--- BEGIN MATERIAL SUPPLIED ---
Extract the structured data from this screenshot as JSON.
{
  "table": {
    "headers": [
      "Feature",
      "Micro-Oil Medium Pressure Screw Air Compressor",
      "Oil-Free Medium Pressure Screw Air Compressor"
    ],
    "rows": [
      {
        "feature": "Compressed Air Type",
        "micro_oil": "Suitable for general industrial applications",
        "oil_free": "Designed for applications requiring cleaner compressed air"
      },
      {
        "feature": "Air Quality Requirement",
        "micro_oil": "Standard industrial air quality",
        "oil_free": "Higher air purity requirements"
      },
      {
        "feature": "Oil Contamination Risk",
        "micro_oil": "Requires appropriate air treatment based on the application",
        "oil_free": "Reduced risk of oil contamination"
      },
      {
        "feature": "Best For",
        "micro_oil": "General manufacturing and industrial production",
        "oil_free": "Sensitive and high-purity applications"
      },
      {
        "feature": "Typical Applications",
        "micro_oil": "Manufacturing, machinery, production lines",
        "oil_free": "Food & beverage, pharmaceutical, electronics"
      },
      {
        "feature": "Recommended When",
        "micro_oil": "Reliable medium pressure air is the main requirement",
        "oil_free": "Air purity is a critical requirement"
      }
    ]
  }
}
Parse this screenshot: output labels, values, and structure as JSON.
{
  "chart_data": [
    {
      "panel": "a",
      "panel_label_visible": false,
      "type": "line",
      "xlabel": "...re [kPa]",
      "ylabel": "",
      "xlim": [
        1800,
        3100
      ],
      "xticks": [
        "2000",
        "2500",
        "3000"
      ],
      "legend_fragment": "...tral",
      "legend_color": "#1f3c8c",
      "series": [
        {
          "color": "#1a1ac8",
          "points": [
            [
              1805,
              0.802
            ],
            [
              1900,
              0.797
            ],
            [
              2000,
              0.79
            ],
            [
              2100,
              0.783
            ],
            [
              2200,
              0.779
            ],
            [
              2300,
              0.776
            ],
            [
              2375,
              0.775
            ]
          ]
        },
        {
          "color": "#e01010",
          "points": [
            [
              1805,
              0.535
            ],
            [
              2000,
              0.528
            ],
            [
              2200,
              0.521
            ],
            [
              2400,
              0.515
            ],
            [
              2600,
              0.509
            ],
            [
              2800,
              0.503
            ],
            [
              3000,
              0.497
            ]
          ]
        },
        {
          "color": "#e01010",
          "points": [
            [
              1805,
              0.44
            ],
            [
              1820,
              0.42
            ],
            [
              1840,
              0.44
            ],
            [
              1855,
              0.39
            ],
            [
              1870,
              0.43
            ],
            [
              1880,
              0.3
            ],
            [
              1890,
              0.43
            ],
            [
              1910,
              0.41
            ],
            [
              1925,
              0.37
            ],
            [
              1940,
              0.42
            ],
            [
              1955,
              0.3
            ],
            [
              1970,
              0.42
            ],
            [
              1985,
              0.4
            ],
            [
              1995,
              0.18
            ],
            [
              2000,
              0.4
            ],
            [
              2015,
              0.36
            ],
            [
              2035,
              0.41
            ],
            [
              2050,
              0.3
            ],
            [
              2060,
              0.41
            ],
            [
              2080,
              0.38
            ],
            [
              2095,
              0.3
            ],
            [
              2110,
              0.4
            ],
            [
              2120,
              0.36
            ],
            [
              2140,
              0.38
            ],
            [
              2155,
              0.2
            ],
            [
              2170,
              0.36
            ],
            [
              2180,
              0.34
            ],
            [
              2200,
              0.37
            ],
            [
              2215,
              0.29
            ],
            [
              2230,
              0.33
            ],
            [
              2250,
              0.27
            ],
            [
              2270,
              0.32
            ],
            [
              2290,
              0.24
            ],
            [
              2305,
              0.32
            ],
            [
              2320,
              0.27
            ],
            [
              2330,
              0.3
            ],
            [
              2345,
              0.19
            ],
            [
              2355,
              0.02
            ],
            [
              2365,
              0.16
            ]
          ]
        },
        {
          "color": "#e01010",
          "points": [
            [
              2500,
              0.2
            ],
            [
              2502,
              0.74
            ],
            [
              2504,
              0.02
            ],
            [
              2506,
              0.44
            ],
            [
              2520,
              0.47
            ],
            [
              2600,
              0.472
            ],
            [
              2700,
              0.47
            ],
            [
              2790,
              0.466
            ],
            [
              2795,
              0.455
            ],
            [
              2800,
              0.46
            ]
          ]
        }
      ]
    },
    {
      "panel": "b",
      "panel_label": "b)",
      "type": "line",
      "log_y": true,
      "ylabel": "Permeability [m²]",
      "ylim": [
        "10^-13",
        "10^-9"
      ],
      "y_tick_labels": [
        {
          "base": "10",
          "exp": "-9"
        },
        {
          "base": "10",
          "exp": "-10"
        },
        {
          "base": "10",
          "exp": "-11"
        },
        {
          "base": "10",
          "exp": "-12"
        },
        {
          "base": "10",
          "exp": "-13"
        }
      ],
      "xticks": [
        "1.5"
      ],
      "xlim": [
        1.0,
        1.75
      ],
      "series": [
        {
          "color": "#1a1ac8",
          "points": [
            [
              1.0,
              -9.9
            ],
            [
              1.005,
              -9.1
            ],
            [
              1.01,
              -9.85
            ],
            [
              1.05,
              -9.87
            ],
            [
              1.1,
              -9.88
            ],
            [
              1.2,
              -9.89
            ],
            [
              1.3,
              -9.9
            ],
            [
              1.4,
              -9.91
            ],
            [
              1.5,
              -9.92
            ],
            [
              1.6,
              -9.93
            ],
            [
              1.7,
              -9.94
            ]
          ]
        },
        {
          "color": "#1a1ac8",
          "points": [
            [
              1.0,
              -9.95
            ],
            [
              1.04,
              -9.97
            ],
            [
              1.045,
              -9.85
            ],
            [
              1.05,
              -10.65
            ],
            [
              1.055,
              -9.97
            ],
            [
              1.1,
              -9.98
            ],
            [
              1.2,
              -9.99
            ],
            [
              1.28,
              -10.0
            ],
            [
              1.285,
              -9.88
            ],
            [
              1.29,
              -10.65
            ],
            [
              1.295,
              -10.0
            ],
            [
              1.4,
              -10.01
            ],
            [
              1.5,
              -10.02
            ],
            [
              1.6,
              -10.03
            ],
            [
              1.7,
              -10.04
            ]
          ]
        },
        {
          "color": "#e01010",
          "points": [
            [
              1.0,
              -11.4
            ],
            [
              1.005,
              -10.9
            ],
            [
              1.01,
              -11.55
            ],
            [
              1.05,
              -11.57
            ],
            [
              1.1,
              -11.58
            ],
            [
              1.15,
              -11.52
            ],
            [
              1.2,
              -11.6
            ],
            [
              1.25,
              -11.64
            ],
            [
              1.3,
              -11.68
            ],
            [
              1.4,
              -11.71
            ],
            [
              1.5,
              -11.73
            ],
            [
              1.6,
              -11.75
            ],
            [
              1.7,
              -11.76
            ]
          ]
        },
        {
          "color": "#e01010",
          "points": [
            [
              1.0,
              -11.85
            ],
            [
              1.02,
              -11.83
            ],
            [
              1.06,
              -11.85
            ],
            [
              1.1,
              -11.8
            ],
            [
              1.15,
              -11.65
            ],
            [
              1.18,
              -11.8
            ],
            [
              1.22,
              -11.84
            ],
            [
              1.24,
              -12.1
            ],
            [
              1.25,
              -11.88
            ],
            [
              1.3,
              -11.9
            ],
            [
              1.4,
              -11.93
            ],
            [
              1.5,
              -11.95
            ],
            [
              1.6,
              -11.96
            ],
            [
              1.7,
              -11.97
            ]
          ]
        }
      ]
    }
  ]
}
--- END MATERIAL SUPPLIED ---
■ EXERCISE INSTRUCTIONS: Say only how many lines in the records carry the word "Compressor".

■ SOLUTION TO THE EXERCISE: 2